* [Do this]
Locate every line in the data that contains the word "regions" and copy each of those lines.

* [Entries drawn from a collection]

╭──

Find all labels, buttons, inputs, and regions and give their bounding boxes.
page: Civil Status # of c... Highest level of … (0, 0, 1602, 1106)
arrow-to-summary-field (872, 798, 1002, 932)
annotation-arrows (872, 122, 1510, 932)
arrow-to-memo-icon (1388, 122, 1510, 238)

╰──

* [Result below]
Find all labels, buttons, inputs, and regions and give their bounding boxes.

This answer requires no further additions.